Continue the passage about the Israeli defense delegation's January visit to Washington, starting right after its final sentence.

* SOURCE EXTRACT *
━━━━━━━━━━━━━━━━━━━━━━━━━━━━━━
For some clues to the answer, we might look to the Israeli delegation, headed by the director general of Israel’s Defense Ministry, Maj. Gen. Eyal Zamir, who traveled quietly to Washington in January to meet top administration officials and executives of defense industries. The trip received very little press coverage. Only the Israeli news outlet Walla reported on the trip, and the story was lost amidst the dramatic news from Gaza. Zamir, Walla reported, had two main goals: to shorten the time it takes to produce and supply weapons for the IDF and to increase “the scope of aid.” In other words, Zamir came shopping for more weapons, more kinds of weapons, and for a faster delivery of them.

The Americans responded by calling the Italian strike. The Biden team, according to Walla, disappointed Zamir and sent him away, saying “they would study the issue, but that no answer would be given before the [American] elections so as not to allow political considerations to influence the administration’s decisions.” The rationale was transparently bogus, but the message was clear enough. The Biden administration intended to keep the Israelis on a short leash. Why?

The Americans were undoubtedly seeking to counter the thinking that had brought the Israeli delegation to Washington in the first place. Gen. Zamir made clear to the Biden team that he had come shopping not for weapons to prosecute war in Gaza, but out of concerns, according to Walla’s report, about “the ongoing tensions with Hezbollah along the northern border and with other Iranian proxy forces across the Middle East.”
━━━━━━━━━━━━━━━━━━━━━━━━━━━━━━
* DATA FOR ANALYSIS *

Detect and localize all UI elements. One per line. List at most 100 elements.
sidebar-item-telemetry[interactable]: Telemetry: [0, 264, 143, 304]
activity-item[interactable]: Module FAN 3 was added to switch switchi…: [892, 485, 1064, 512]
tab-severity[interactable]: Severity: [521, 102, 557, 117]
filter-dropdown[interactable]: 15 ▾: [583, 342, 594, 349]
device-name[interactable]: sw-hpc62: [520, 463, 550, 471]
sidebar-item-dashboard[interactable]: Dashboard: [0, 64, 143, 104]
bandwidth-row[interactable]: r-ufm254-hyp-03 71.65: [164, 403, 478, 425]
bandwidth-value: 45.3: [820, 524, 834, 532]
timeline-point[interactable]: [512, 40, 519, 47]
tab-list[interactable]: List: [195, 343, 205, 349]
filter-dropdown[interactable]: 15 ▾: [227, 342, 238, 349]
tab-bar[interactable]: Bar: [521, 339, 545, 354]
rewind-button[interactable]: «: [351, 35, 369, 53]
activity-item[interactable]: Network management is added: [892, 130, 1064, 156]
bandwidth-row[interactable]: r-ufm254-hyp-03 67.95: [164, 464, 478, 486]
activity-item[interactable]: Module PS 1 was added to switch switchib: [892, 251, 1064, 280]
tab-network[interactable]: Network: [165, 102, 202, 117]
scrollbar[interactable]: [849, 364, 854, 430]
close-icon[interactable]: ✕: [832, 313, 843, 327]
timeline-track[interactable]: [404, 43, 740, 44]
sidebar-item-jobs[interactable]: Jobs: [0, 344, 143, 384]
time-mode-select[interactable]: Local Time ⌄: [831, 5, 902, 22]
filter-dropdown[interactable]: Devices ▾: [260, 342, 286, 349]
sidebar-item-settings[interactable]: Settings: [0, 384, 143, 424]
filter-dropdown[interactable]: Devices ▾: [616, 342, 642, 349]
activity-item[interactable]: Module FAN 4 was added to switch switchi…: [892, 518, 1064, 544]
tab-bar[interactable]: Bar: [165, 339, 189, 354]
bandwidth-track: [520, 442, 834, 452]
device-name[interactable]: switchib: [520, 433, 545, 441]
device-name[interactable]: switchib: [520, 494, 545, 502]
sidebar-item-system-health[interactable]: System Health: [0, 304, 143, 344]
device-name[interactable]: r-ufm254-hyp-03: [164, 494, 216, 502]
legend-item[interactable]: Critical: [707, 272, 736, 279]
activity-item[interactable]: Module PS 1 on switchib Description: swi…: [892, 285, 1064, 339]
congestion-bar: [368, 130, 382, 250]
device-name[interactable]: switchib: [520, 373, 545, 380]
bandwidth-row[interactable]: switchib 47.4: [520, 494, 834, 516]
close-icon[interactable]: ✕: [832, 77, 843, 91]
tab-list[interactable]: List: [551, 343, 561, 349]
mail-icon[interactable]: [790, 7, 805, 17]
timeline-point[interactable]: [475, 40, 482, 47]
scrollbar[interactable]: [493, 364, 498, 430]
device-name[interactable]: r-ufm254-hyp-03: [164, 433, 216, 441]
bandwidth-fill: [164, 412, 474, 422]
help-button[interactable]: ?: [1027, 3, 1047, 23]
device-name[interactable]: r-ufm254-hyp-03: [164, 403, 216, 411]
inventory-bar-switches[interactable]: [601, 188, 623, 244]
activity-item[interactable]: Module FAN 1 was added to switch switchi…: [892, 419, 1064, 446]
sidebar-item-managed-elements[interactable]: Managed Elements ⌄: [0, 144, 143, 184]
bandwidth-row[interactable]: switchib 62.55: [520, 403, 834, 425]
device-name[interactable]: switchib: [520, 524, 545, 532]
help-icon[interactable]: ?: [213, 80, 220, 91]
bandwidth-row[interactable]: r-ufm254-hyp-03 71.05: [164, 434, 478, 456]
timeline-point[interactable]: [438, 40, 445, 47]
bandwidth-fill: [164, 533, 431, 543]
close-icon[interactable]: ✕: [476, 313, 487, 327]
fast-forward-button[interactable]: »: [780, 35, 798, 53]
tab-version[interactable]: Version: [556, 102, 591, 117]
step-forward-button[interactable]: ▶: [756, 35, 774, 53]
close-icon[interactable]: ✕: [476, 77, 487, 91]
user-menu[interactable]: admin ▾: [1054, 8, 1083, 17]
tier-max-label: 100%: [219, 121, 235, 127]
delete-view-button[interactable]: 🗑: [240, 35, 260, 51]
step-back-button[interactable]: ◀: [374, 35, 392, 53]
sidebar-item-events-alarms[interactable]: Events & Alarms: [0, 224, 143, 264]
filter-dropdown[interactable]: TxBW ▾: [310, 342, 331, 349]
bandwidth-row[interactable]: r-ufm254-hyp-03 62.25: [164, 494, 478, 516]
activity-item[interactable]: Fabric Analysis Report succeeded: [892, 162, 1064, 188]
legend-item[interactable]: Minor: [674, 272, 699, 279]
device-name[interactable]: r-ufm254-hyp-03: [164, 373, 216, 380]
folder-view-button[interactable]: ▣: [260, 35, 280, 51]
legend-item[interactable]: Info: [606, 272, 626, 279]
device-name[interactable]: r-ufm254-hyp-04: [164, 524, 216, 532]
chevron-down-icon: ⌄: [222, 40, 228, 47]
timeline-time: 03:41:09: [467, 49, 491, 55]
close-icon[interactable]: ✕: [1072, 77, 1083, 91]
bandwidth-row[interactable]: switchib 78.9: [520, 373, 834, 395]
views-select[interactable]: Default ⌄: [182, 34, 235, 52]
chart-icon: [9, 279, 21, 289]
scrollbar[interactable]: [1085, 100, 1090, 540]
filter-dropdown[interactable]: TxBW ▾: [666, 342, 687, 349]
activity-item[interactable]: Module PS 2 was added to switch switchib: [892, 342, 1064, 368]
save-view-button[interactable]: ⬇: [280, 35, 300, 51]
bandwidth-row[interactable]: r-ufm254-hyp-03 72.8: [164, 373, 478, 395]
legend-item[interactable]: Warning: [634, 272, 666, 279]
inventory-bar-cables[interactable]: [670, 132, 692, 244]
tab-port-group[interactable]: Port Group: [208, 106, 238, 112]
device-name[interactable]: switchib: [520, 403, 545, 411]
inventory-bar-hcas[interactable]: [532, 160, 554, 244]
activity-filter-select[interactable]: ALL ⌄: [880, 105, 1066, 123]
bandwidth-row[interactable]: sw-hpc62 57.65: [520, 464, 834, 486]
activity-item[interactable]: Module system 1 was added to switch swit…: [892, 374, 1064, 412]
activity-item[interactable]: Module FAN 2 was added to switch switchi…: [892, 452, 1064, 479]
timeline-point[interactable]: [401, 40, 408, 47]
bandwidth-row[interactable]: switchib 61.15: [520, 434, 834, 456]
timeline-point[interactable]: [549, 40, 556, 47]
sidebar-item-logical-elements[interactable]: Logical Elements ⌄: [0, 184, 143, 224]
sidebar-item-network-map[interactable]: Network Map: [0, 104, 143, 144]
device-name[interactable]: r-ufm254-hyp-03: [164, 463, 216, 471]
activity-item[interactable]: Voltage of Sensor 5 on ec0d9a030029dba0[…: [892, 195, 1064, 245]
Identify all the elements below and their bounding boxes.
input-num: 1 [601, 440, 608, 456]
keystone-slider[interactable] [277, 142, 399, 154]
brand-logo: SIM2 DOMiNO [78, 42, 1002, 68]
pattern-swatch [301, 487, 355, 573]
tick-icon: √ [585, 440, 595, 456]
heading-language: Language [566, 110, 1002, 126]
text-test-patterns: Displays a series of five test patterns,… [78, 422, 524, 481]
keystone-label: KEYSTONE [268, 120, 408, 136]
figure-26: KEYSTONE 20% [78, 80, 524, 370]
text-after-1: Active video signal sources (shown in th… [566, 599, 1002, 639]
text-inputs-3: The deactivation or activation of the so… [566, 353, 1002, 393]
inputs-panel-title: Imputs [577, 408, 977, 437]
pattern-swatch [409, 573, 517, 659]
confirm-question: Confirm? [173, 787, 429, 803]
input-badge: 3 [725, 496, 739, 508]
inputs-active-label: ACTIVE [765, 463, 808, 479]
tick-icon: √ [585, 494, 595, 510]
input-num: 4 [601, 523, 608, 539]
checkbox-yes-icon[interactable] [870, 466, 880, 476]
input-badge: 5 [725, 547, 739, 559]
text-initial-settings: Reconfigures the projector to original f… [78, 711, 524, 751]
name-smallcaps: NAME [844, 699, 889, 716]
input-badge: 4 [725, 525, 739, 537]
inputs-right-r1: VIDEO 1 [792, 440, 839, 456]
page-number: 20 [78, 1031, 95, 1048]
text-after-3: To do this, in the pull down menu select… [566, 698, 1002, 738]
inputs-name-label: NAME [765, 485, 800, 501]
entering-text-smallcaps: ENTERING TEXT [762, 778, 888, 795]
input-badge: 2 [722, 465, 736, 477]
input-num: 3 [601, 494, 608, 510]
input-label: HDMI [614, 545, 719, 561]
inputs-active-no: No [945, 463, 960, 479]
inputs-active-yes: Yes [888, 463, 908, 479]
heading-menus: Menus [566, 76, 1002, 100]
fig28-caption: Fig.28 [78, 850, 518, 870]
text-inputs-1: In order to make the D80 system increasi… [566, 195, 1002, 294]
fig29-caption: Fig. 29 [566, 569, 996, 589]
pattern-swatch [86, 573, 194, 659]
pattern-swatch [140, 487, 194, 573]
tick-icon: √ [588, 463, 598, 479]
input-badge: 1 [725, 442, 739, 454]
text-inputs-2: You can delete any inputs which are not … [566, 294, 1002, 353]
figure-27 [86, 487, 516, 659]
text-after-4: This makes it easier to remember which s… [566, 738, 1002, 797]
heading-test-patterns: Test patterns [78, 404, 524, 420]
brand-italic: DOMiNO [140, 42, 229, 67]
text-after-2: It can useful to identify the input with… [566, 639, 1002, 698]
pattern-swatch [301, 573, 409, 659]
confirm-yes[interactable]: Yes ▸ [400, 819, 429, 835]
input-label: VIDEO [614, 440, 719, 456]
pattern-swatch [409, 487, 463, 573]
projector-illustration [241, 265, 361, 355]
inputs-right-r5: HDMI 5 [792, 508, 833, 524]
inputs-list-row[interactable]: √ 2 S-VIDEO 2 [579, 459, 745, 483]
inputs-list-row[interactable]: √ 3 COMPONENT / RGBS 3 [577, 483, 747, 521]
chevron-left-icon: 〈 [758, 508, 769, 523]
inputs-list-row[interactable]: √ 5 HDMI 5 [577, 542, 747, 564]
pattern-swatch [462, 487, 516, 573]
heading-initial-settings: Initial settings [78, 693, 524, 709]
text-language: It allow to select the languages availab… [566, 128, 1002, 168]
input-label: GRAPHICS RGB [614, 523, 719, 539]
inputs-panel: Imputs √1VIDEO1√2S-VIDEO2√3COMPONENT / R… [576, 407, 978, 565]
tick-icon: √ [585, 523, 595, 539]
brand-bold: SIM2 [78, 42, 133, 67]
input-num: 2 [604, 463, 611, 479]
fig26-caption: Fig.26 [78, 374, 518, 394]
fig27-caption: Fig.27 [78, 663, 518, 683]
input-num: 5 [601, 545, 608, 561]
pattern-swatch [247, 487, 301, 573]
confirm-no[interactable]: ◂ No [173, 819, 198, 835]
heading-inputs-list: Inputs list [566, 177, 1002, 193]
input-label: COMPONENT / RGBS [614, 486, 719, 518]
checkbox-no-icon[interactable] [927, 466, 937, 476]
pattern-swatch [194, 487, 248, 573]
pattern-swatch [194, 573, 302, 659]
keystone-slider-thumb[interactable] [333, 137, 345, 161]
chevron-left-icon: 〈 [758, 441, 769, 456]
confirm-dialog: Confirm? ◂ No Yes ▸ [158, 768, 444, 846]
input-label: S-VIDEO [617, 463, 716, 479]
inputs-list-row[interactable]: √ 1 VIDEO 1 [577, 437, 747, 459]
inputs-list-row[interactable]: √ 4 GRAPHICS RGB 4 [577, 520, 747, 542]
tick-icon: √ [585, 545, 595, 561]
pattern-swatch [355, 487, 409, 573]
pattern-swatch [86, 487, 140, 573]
━━━━━━━━━━━━━━━━━━━━━━━━━━━━━━
* ANSWER BELOW *
Hezbollah represents the most formidable direct military threat that Israel faces. A full-scale conflict with it will burn up an enormous amount of equipment and ammunition in a very short period, and it risks drawing Iran more directly into the war. The Israelis came to Washington to stock up, to be ready for the conflict should it erupt. The Americans, by contrast, seek to restrain them. The purpose of the Italian strike is to force the Israelis into dependence on the United States, to deny them the ability to make long-term plans—namely, plans regarding Hezbollah and Iran.

To the extent that the administration even admits it is withholding arms, it justifies its actions by expressing concern over civilian deaths in Gaza. The Biden administration sees a gauzy humanitarianism as a defensible explanation, before the American public, for its policy of restraining Israel. Almost all press outlets in the United States depicted Netanyahu’s protest over the withholding of weapons as the latest move in the fight over Rafah, but his video statement referenced Iran, not Gaza. “Israel, America’s closest ally,” he said, is “fighting for its life, fighting against Iran and our other common enemies.”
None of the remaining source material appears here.